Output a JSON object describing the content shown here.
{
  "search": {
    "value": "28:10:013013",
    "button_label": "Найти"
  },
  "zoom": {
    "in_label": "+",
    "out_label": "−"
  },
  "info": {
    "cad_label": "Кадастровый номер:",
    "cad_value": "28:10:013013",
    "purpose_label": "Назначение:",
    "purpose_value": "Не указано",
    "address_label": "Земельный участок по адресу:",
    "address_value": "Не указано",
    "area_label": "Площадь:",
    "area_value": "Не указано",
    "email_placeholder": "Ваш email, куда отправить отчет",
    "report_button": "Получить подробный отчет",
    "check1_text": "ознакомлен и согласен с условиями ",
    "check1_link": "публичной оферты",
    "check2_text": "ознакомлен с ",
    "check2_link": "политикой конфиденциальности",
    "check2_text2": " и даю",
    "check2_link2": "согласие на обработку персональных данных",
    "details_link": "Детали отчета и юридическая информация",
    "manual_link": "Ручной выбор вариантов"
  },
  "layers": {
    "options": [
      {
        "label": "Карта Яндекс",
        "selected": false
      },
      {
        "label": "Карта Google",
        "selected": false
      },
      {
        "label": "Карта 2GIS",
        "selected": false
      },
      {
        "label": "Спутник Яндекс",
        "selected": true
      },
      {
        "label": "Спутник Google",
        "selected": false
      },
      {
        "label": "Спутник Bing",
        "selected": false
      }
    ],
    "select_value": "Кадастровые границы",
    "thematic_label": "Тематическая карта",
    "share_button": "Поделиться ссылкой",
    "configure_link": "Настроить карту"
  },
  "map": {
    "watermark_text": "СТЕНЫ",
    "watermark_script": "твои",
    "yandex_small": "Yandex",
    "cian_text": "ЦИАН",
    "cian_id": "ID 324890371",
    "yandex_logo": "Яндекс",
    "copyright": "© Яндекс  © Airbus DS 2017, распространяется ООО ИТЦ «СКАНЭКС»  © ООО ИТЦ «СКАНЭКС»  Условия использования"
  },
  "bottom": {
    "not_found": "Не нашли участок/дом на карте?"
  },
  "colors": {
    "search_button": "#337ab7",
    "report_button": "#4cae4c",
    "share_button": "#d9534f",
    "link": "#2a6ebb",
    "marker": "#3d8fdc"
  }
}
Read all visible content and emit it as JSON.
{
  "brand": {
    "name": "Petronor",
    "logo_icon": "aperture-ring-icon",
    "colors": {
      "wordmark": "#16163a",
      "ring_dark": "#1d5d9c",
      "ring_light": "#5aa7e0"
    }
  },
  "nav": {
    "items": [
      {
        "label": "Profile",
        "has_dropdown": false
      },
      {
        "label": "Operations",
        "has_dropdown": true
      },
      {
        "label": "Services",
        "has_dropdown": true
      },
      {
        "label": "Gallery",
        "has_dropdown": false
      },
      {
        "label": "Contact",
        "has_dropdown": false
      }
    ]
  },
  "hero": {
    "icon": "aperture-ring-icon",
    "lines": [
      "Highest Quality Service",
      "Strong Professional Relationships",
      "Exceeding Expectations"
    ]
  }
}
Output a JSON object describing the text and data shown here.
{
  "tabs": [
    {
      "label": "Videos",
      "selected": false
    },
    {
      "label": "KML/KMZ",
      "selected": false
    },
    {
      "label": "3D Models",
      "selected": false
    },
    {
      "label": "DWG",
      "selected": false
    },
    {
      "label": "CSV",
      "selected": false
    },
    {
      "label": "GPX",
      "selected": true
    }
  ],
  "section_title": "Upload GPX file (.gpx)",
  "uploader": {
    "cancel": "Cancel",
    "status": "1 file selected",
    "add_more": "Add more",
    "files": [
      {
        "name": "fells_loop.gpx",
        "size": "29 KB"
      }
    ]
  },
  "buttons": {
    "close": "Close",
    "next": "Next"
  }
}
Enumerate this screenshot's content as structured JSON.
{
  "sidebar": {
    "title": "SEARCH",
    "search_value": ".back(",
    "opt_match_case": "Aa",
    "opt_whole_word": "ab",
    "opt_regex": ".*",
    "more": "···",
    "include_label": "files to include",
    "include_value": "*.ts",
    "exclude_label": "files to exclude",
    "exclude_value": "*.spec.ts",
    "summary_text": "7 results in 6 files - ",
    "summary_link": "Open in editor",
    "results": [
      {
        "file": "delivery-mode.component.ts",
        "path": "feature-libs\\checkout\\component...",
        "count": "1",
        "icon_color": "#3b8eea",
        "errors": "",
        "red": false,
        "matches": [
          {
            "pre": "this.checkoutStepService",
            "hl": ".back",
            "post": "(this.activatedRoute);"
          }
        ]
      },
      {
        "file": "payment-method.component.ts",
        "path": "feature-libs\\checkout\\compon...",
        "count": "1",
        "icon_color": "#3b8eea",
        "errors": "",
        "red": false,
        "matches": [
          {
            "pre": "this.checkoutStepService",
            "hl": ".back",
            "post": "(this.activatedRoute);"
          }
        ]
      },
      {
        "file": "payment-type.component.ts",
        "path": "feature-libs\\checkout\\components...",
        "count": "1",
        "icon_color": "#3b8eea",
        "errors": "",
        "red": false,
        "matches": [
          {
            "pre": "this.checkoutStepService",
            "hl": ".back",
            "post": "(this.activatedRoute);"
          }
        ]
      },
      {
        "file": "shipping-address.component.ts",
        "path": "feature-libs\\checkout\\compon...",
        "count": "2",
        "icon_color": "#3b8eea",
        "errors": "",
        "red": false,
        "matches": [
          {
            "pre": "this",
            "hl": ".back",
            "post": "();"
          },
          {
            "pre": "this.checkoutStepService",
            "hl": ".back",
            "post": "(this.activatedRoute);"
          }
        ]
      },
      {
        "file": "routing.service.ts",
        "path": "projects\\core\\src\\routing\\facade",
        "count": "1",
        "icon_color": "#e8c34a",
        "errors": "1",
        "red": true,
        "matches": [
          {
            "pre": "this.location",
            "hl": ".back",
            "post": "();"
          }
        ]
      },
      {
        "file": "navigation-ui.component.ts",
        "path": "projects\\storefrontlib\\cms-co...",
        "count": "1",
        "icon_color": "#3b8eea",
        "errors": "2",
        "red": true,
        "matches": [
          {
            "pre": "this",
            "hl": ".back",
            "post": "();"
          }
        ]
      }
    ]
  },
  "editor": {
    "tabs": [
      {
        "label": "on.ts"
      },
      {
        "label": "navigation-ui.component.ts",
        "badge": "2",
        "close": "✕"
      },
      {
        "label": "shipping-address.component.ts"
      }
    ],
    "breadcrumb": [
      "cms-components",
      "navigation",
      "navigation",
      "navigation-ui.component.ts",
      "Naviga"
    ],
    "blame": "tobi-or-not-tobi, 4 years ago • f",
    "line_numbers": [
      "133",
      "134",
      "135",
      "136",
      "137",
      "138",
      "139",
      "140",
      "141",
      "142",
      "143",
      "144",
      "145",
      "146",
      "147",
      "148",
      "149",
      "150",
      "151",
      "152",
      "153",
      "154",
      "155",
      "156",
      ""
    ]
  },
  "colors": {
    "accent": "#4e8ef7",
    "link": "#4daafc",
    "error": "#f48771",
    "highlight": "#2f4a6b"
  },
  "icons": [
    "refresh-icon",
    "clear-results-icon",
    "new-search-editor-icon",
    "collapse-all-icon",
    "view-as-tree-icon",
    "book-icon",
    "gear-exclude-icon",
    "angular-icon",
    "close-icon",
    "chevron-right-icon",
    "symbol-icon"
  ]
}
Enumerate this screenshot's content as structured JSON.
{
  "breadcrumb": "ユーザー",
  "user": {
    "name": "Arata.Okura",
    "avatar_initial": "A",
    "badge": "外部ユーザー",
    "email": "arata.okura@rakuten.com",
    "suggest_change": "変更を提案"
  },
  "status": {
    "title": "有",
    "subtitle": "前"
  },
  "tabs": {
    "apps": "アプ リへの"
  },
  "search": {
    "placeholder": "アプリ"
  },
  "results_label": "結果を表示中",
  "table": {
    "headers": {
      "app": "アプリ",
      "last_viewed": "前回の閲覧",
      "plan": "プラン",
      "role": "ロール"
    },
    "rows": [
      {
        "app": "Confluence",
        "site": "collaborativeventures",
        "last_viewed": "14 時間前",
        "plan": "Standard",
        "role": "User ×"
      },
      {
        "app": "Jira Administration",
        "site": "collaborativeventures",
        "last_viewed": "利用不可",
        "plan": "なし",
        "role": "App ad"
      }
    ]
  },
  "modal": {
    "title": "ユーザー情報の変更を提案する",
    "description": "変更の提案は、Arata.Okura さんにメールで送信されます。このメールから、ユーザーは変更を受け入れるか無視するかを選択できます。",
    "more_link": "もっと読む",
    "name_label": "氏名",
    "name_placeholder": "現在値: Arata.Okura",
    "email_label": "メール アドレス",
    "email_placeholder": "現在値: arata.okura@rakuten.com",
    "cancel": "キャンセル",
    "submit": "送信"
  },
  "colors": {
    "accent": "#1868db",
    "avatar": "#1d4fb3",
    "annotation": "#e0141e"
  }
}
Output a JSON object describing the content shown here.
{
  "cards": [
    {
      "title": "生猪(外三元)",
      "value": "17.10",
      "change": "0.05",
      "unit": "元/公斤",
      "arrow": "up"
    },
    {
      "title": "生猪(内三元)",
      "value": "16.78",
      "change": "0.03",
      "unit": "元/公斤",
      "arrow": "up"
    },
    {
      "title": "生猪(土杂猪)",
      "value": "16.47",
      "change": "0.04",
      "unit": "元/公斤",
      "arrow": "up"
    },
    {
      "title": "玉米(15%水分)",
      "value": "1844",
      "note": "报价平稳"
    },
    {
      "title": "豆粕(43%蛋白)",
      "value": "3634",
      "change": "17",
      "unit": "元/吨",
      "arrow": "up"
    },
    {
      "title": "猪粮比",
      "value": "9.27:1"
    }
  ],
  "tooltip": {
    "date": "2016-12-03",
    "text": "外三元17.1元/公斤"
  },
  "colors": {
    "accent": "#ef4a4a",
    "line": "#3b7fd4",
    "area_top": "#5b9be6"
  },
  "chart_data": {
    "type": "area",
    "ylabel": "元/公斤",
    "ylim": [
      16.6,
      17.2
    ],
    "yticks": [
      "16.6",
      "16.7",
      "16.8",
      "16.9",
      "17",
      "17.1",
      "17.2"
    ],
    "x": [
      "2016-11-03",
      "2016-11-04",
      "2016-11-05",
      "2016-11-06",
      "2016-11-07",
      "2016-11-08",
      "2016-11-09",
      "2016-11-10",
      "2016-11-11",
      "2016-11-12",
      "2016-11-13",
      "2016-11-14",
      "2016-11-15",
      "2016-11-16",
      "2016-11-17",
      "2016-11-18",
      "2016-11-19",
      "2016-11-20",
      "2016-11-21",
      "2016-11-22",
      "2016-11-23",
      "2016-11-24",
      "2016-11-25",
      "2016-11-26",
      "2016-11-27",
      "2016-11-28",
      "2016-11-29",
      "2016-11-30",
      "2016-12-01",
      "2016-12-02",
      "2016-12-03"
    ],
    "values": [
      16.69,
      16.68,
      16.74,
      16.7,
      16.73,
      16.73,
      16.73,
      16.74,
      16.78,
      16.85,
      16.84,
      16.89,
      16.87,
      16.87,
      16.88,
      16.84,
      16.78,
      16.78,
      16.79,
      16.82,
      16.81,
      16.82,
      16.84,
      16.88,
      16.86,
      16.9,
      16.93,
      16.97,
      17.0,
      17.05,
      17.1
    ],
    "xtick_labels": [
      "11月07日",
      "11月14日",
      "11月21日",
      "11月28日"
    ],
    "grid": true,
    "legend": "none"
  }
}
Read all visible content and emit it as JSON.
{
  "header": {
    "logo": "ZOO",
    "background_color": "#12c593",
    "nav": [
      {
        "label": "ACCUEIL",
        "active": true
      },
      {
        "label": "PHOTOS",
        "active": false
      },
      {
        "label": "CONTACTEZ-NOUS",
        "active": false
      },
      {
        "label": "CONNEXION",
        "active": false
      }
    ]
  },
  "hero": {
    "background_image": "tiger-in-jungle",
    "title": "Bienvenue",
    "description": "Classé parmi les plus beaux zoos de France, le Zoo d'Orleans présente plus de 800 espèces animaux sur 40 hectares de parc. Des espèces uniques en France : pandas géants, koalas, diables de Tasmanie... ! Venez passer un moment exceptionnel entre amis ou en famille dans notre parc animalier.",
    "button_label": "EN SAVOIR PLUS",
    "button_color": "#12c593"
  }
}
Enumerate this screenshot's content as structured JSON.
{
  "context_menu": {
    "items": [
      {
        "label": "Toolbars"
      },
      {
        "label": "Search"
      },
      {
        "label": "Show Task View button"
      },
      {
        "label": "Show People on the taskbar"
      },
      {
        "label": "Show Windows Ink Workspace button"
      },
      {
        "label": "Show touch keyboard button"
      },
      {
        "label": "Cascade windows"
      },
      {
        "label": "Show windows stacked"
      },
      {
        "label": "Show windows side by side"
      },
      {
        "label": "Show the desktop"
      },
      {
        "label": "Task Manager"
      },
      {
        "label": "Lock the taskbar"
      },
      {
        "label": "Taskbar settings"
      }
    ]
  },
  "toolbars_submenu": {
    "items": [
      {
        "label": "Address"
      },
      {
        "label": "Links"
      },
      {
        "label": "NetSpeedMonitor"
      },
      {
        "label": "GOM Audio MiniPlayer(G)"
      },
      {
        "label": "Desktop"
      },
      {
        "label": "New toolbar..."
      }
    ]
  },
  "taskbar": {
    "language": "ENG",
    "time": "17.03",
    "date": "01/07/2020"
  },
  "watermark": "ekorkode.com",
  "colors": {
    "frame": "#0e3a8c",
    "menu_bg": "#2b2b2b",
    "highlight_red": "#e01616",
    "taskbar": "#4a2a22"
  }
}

_ _ _ _

Aim of the exercise » Copy out each line that contains the word "feature".

Full output »
        "path": "feature-libs\\checkout\\component...",
        "path": "feature-libs\\checkout\\compon...",
        "path": "feature-libs\\checkout\\components...",
        "path": "feature-libs\\checkout\\compon...",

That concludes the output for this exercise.